ACTIVITY: Transcribe all of the data verbatim, please, and leave out its pictures.

Page text dataset records
· · · · · · ·

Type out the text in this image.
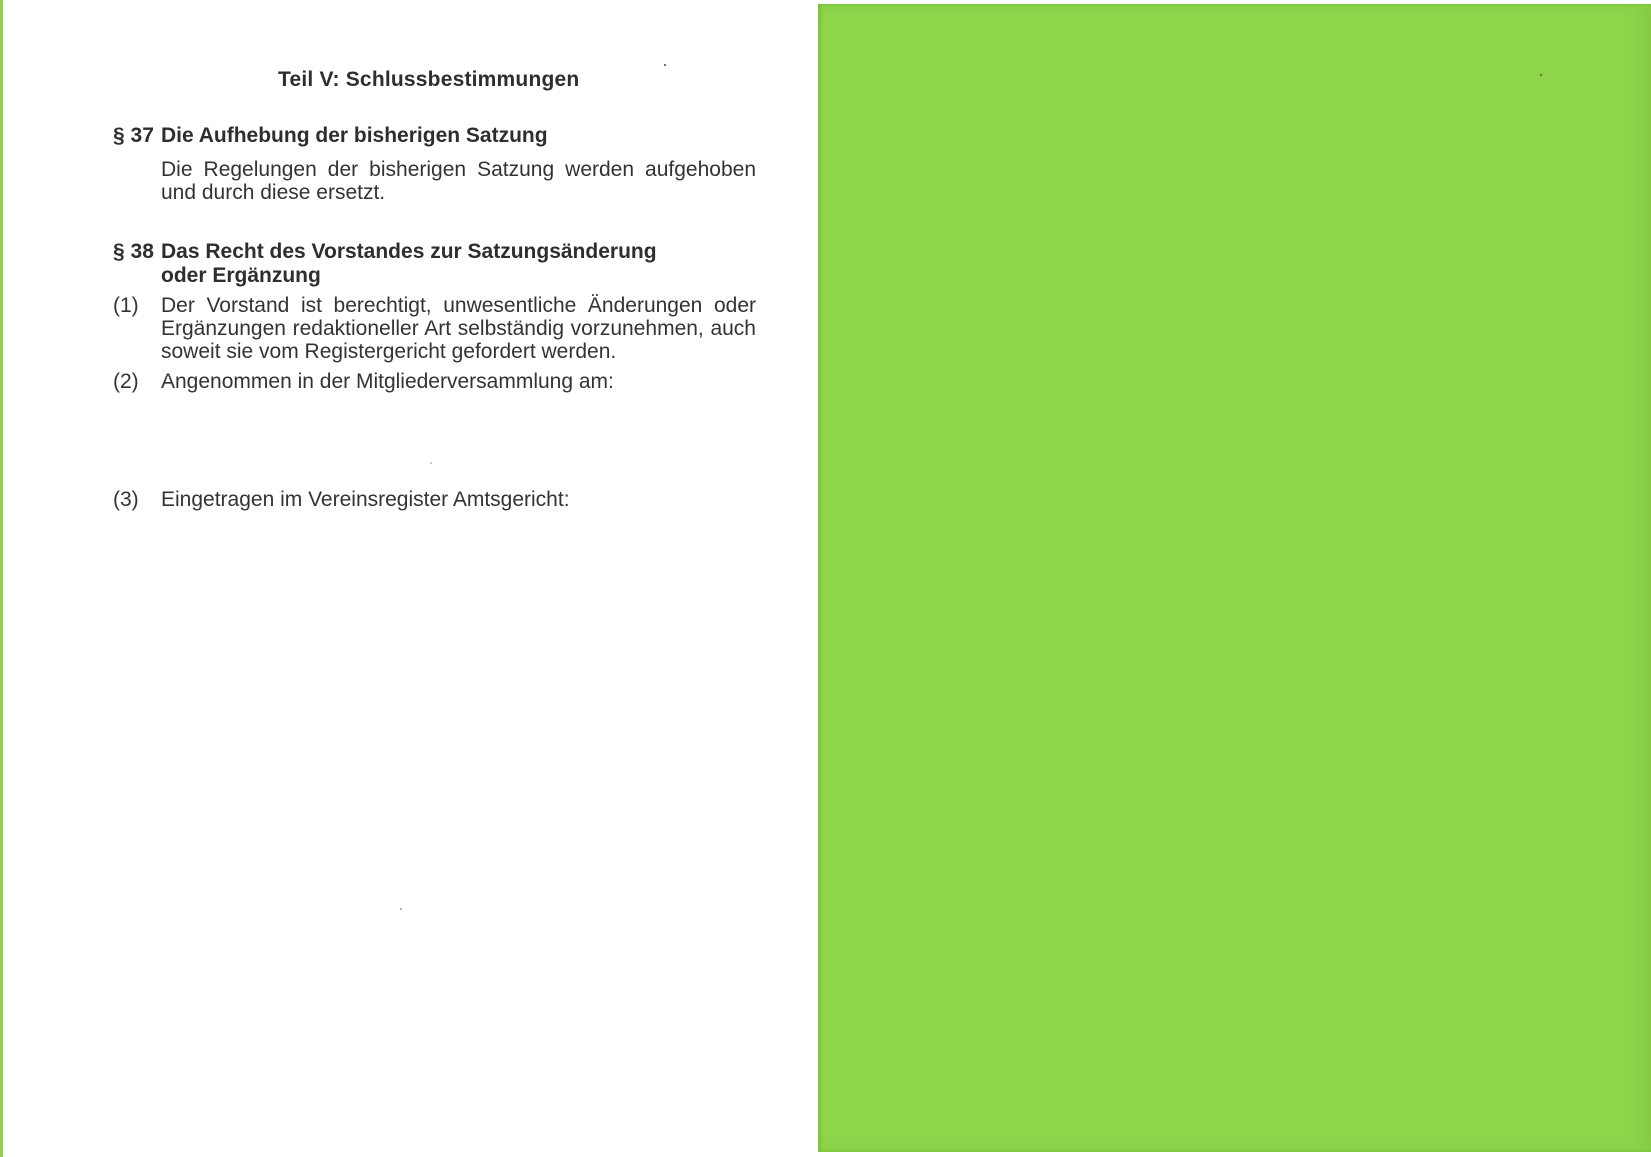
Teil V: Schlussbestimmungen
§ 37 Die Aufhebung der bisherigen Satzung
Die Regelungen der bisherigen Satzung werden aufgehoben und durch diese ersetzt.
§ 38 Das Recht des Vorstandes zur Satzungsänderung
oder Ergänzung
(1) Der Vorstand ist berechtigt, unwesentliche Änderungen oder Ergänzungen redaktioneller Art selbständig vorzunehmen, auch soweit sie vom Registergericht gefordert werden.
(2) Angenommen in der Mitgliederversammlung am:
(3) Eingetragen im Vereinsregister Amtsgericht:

· · · · · · ·

WRITTEN SOLUTION:
Type out the text in this image.
Teil V: Schlussbestimmungen
§ 37 Die Aufhebung der bisherigen Satzung
Die Regelungen der bisherigen Satzung werden aufgehoben und durch diese ersetzt.
§ 38 Das Recht des Vorstandes zur Satzungsänderung
oder Ergänzung
(1) Der Vorstand ist berechtigt, unwesentliche Änderungen oder Ergänzungen redaktioneller Art selbständig vorzunehmen, auch soweit sie vom Registergericht gefordert werden.
(2) Angenommen in der Mitgliederversammlung am:
(3) Eingetragen im Vereinsregister Amtsgericht:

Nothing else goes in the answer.